>> BEGIN Given records

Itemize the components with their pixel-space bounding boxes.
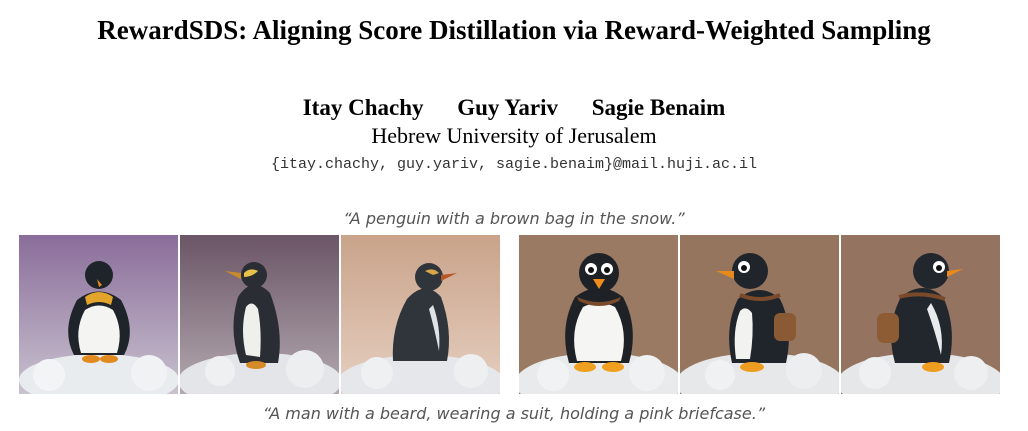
- figure-prompt-man: “A man with a beard, wearing a suit, hol…: [262, 404, 766, 423]
- author-name: Itay Chachy: [302, 95, 424, 120]
- paper-title: RewardSDS: Aligning Score Distillation v…: [97, 15, 931, 45]
- penguin-render-rewardsds-side: [680, 235, 839, 394]
- author-emails: {itay.chachy, guy.yariv, sagie.benaim}@m…: [270, 156, 758, 173]
- penguin-render-baseline-front: [19, 235, 178, 394]
- penguin-render-baseline-side: [180, 235, 339, 394]
- penguin-render-rewardsds-front: [519, 235, 678, 394]
- penguin-render-baseline-back: [341, 235, 500, 394]
- author-list: Itay Chachy Guy Yariv Sagie Benaim: [0, 94, 1028, 122]
- affiliation: Hebrew University of Jerusalem: [371, 123, 657, 148]
- author-name: Sagie Benaim: [591, 95, 726, 120]
- author-name: Guy Yariv: [457, 95, 558, 120]
- figure-prompt-penguin: “A penguin with a brown bag in the snow.…: [343, 209, 685, 228]
- penguin-render-rewardsds-back: [841, 235, 1000, 394]
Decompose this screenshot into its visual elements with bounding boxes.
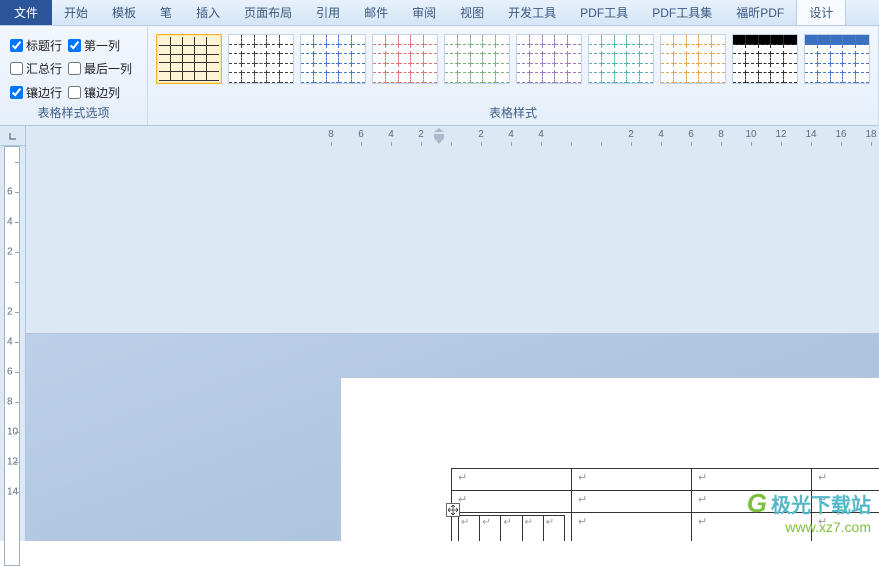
style-dashed-red[interactable] [372,34,438,84]
menu-mail[interactable]: 邮件 [352,0,400,25]
menu-bar: 文件 开始 模板 笔 插入 页面布局 引用 邮件 审阅 视图 开发工具 PDF工… [0,0,879,26]
style-dashed-orange[interactable] [660,34,726,84]
indent-marker-left[interactable] [434,128,444,144]
style-dashed-purple[interactable] [516,34,582,84]
style-dashed-black[interactable] [228,34,294,84]
watermark: G极光下载站 www.xz7.com [747,488,871,535]
style-blue-header[interactable] [804,34,870,84]
watermark-url: www.xz7.com [747,519,871,535]
menu-view[interactable]: 视图 [448,0,496,25]
ribbon: 标题行 第一列 汇总行 最后一列 镶边行 镶边列 表格样式选项 表格样式 [0,26,879,126]
menu-pdf-toolset[interactable]: PDF工具集 [640,0,724,25]
menu-dev[interactable]: 开发工具 [496,0,568,25]
chk-total-row[interactable]: 汇总行 [10,59,62,78]
horizontal-ruler[interactable]: 864224424681012141618202224262830 [26,126,879,334]
menu-insert[interactable]: 插入 [184,0,232,25]
chk-header-row[interactable]: 标题行 [10,36,62,55]
menu-foxit[interactable]: 福昕PDF [724,0,796,25]
style-dashed-green[interactable] [444,34,510,84]
chk-first-col[interactable]: 第一列 [68,36,132,55]
menu-review[interactable]: 审阅 [400,0,448,25]
menu-pen[interactable]: 笔 [148,0,184,25]
styles-group-label: 表格样式 [154,102,872,123]
table-style-gallery [154,30,872,102]
menu-file[interactable]: 文件 [0,0,52,25]
menu-layout[interactable]: 页面布局 [232,0,304,25]
chk-banded-row[interactable]: 镶边行 [10,83,62,102]
vertical-ruler[interactable]: 6422468101214 [0,146,26,541]
tab-selector-icon[interactable] [0,126,26,146]
ribbon-group-styles: 表格样式 [148,26,879,125]
inner-table-wrap: ↵↵↵↵↵↵↵↵↵↵↵↵↵↵↵↵↵↵↵↵↵↵↵↵↵↵↵↵↵↵ [458,515,565,541]
style-black-header[interactable] [732,34,798,84]
style-dashed-teal[interactable] [588,34,654,84]
menu-pdf-tool[interactable]: PDF工具 [568,0,640,25]
style-plain-grid[interactable] [156,34,222,84]
inner-table[interactable]: ↵↵↵↵↵↵↵↵↵↵↵↵↵↵↵↵↵↵↵↵↵↵↵↵↵↵↵↵↵↵ [458,515,565,541]
style-dashed-blue[interactable] [300,34,366,84]
menu-design[interactable]: 设计 [796,0,846,25]
menu-template[interactable]: 模板 [100,0,148,25]
options-group-label: 表格样式选项 [6,102,141,123]
watermark-logo-icon: G [747,488,767,519]
ribbon-group-options: 标题行 第一列 汇总行 最后一列 镶边行 镶边列 表格样式选项 [0,26,148,125]
menu-start[interactable]: 开始 [52,0,100,25]
chk-banded-col[interactable]: 镶边列 [68,83,132,102]
workspace: 6422468101214 86422442468101214161820222… [0,126,879,541]
menu-reference[interactable]: 引用 [304,0,352,25]
chk-last-col[interactable]: 最后一列 [68,59,132,78]
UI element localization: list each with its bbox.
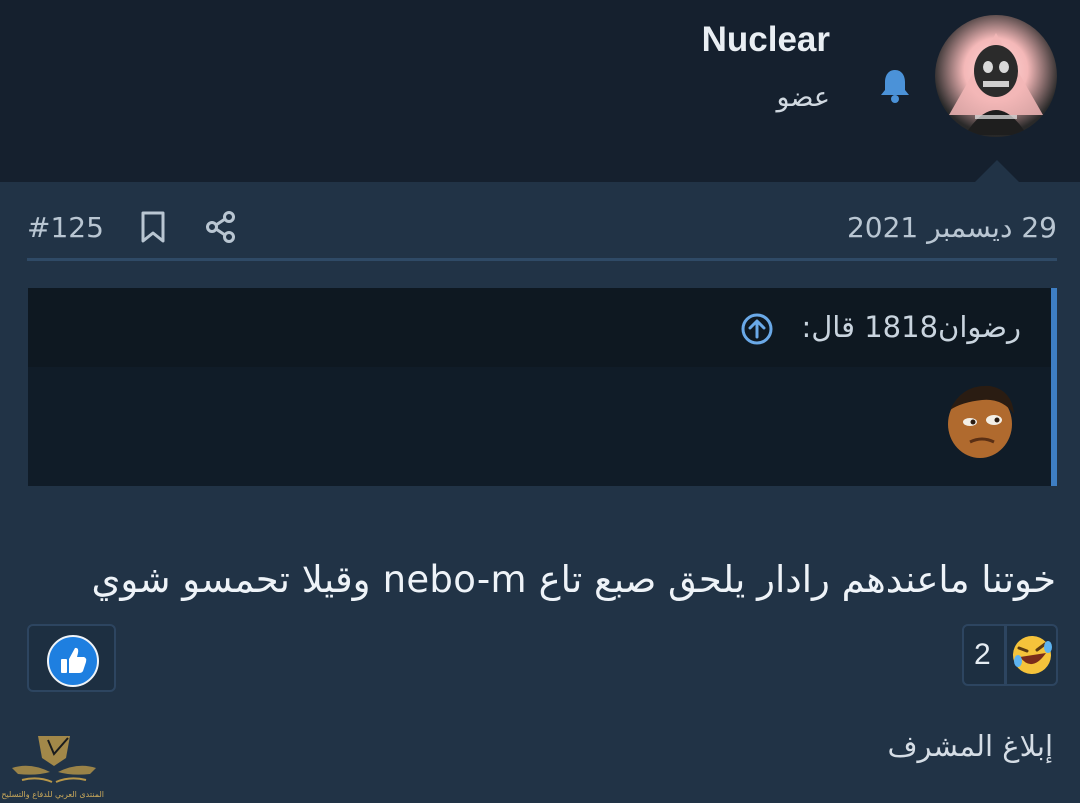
reaction-divider bbox=[1004, 626, 1007, 684]
quote-author[interactable]: رضوان1818 قال: bbox=[801, 310, 1021, 344]
username[interactable]: Nuclear bbox=[702, 20, 830, 60]
quote-header: رضوان1818 قال: bbox=[28, 288, 1051, 367]
skull-avatar-icon bbox=[949, 33, 1043, 135]
like-button[interactable] bbox=[27, 624, 116, 692]
laughing-emoji-icon bbox=[1013, 636, 1052, 674]
watermark-text: المنتدى العربي للدفاع والتسليح bbox=[1, 790, 104, 799]
user-avatar[interactable] bbox=[935, 15, 1057, 137]
header-pointer bbox=[975, 160, 1019, 182]
user-header: Nuclear عضو bbox=[0, 0, 1080, 182]
post-page: Nuclear عضو #125 29 ديسمبر 2021 رضوان181… bbox=[0, 0, 1080, 803]
share-icon[interactable] bbox=[205, 211, 237, 243]
message-body: خوتنا ماعندهم رادار يلحق صبع تاع nebo-m … bbox=[91, 558, 1056, 601]
post-date[interactable]: 29 ديسمبر 2021 bbox=[847, 211, 1057, 244]
meta-divider bbox=[27, 258, 1057, 261]
bookmark-icon[interactable] bbox=[139, 210, 167, 244]
thinking-face-sticker-icon bbox=[948, 385, 1014, 458]
bell-icon[interactable] bbox=[878, 68, 912, 104]
quote-block: رضوان1818 قال: bbox=[28, 288, 1057, 486]
post-meta: #125 29 ديسمبر 2021 bbox=[27, 205, 1057, 255]
post-number[interactable]: #125 bbox=[27, 211, 104, 244]
reaction-summary[interactable]: 2 bbox=[962, 624, 1058, 686]
thumbs-up-icon bbox=[47, 635, 99, 687]
reaction-count: 2 bbox=[974, 638, 991, 671]
report-moderator-link[interactable]: إبلاغ المشرف bbox=[887, 729, 1053, 763]
arrow-up-circle-icon[interactable] bbox=[740, 312, 774, 346]
user-role: عضو bbox=[776, 82, 830, 113]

>> END Given records

Problem to solve –
Copy out every row above word for word, without the pictures.

Reply –
Itemize the components with their pixel-space bounding boxes.
- figure-prompt-man: “A man with a beard, wearing a suit, hol…: [262, 404, 766, 423]
- author-name: Itay Chachy: [302, 95, 424, 120]
- paper-title: RewardSDS: Aligning Score Distillation v…: [97, 15, 931, 45]
- penguin-render-rewardsds-side: [680, 235, 839, 394]
- author-emails: {itay.chachy, guy.yariv, sagie.benaim}@m…: [270, 156, 758, 173]
- penguin-render-baseline-front: [19, 235, 178, 394]
- penguin-render-baseline-side: [180, 235, 339, 394]
- penguin-render-rewardsds-front: [519, 235, 678, 394]
- penguin-render-baseline-back: [341, 235, 500, 394]
- author-list: Itay Chachy Guy Yariv Sagie Benaim: [0, 94, 1028, 122]
- affiliation: Hebrew University of Jerusalem: [371, 123, 657, 148]
- author-name: Sagie Benaim: [591, 95, 726, 120]
- author-name: Guy Yariv: [457, 95, 558, 120]
- figure-prompt-penguin: “A penguin with a brown bag in the snow.…: [343, 209, 685, 228]
- penguin-render-rewardsds-back: [841, 235, 1000, 394]
Decompose this screenshot into its visual elements with bounding boxes.
style-dashed-red[interactable] [372,34,438,84]
menu-mail[interactable]: 邮件 [352,0,400,25]
menu-bar: 文件 开始 模板 笔 插入 页面布局 引用 邮件 审阅 视图 开发工具 PDF工… [0,0,879,26]
style-dashed-orange[interactable] [660,34,726,84]
indent-marker-left[interactable] [434,128,444,144]
style-dashed-purple[interactable] [516,34,582,84]
style-dashed-black[interactable] [228,34,294,84]
watermark: G极光下载站 www.xz7.com [747,488,871,535]
style-blue-header[interactable] [804,34,870,84]
watermark-url: www.xz7.com [747,519,871,535]
menu-view[interactable]: 视图 [448,0,496,25]
ribbon: 标题行 第一列 汇总行 最后一列 镶边行 镶边列 表格样式选项 表格样式 [0,26,879,126]
menu-pdf-toolset[interactable]: PDF工具集 [640,0,724,25]
menu-dev[interactable]: 开发工具 [496,0,568,25]
chk-total-row[interactable]: 汇总行 [10,59,62,78]
horizontal-ruler[interactable]: 864224424681012141618202224262830 [26,126,879,334]
menu-insert[interactable]: 插入 [184,0,232,25]
chk-header-row[interactable]: 标题行 [10,36,62,55]
menu-foxit[interactable]: 福昕PDF [724,0,796,25]
style-dashed-green[interactable] [444,34,510,84]
chk-first-col[interactable]: 第一列 [68,36,132,55]
menu-review[interactable]: 审阅 [400,0,448,25]
menu-pen[interactable]: 笔 [148,0,184,25]
styles-group-label: 表格样式 [154,102,872,123]
table-style-gallery [154,30,872,102]
menu-file[interactable]: 文件 [0,0,52,25]
menu-layout[interactable]: 页面布局 [232,0,304,25]
chk-banded-row[interactable]: 镶边行 [10,83,62,102]
vertical-ruler[interactable]: 6422468101214 [0,146,26,541]
tab-selector-icon[interactable] [0,126,26,146]
ribbon-group-styles: 表格样式 [148,26,879,125]
inner-table-wrap: ↵↵↵↵↵↵↵↵↵↵↵↵↵↵↵↵↵↵↵↵↵↵↵↵↵↵↵↵↵↵ [458,515,565,541]
style-black-header[interactable] [732,34,798,84]
style-dashed-teal[interactable] [588,34,654,84]
menu-pdf-tool[interactable]: PDF工具 [568,0,640,25]
style-plain-grid[interactable] [156,34,222,84]
inner-table[interactable]: ↵↵↵↵↵↵↵↵↵↵↵↵↵↵↵↵↵↵↵↵↵↵↵↵↵↵↵↵↵↵ [458,515,565,541]
style-dashed-blue[interactable] [300,34,366,84]
menu-design[interactable]: 设计 [796,0,846,25]
menu-template[interactable]: 模板 [100,0,148,25]
options-group-label: 表格样式选项 [6,102,141,123]
watermark-logo-icon: G [747,488,767,519]
ribbon-group-options: 标题行 第一列 汇总行 最后一列 镶边行 镶边列 表格样式选项 [0,26,148,125]
menu-start[interactable]: 开始 [52,0,100,25]
chk-banded-col[interactable]: 镶边列 [68,83,132,102]
workspace: 6422468101214 86422442468101214161820222… [0,126,879,541]
menu-reference[interactable]: 引用 [304,0,352,25]
chk-last-col[interactable]: 最后一列 [68,59,132,78]
UI element localization: list each with its bbox.
reaction-divider bbox=[1004, 626, 1007, 684]
quote-author[interactable]: رضوان1818 قال: bbox=[801, 310, 1021, 344]
username[interactable]: Nuclear bbox=[702, 20, 830, 60]
quote-header: رضوان1818 قال: bbox=[28, 288, 1051, 367]
skull-avatar-icon bbox=[949, 33, 1043, 135]
like-button[interactable] bbox=[27, 624, 116, 692]
laughing-emoji-icon bbox=[1013, 636, 1052, 674]
watermark-text: المنتدى العربي للدفاع والتسليح bbox=[1, 790, 104, 799]
user-avatar[interactable] bbox=[935, 15, 1057, 137]
header-pointer bbox=[975, 160, 1019, 182]
user-header: Nuclear عضو bbox=[0, 0, 1080, 182]
post-page: Nuclear عضو #125 29 ديسمبر 2021 رضوان181… bbox=[0, 0, 1080, 803]
share-icon[interactable] bbox=[205, 211, 237, 243]
message-body: خوتنا ماعندهم رادار يلحق صبع تاع nebo-m … bbox=[91, 558, 1056, 601]
post-date[interactable]: 29 ديسمبر 2021 bbox=[847, 211, 1057, 244]
meta-divider bbox=[27, 258, 1057, 261]
bookmark-icon[interactable] bbox=[139, 210, 167, 244]
thinking-face-sticker-icon bbox=[948, 385, 1014, 458]
bell-icon[interactable] bbox=[878, 68, 912, 104]
quote-block: رضوان1818 قال: bbox=[28, 288, 1057, 486]
post-meta: #125 29 ديسمبر 2021 bbox=[27, 205, 1057, 255]
post-number[interactable]: #125 bbox=[27, 211, 104, 244]
reaction-summary[interactable]: 2 bbox=[962, 624, 1058, 686]
thumbs-up-icon bbox=[47, 635, 99, 687]
reaction-count: 2 bbox=[974, 638, 991, 671]
report-moderator-link[interactable]: إبلاغ المشرف bbox=[887, 729, 1053, 763]
arrow-up-circle-icon[interactable] bbox=[740, 312, 774, 346]
user-role: عضو bbox=[776, 82, 830, 113]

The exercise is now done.